[What you need to do] Write every line of the material out exactly as shown.

[Provided data]
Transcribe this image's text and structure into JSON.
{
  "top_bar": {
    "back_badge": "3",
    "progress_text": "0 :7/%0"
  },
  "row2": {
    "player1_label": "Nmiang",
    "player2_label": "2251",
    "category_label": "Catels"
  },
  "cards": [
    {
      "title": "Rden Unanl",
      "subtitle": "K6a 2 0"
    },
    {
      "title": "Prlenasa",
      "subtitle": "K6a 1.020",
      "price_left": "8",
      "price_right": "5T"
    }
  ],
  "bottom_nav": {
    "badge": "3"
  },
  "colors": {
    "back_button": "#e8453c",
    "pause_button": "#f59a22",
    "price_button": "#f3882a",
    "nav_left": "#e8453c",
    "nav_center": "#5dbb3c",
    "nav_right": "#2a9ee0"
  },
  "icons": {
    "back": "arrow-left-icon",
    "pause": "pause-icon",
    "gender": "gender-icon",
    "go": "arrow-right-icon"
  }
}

[Solution to the problem]
Transcribe this image's text and structure into JSON.
{
  "top_bar": {
    "back_badge": "3",
    "progress_text": "0 :7/%0"
  },
  "row2": {
    "player1_label": "Nmiang",
    "player2_label": "2251",
    "category_label": "Catels"
  },
  "cards": [
    {
      "title": "Rden Unanl",
      "subtitle": "K6a 2 0"
    },
    {
      "title": "Prlenasa",
      "subtitle": "K6a 1.020",
      "price_left": "8",
      "price_right": "5T"
    }
  ],
  "bottom_nav": {
    "badge": "3"
  },
  "colors": {
    "back_button": "#e8453c",
    "pause_button": "#f59a22",
    "price_button": "#f3882a",
    "nav_left": "#e8453c",
    "nav_center": "#5dbb3c",
    "nav_right": "#2a9ee0"
  },
  "icons": {
    "back": "arrow-left-icon",
    "pause": "pause-icon",
    "gender": "gender-icon",
    "go": "arrow-right-icon"
  }
}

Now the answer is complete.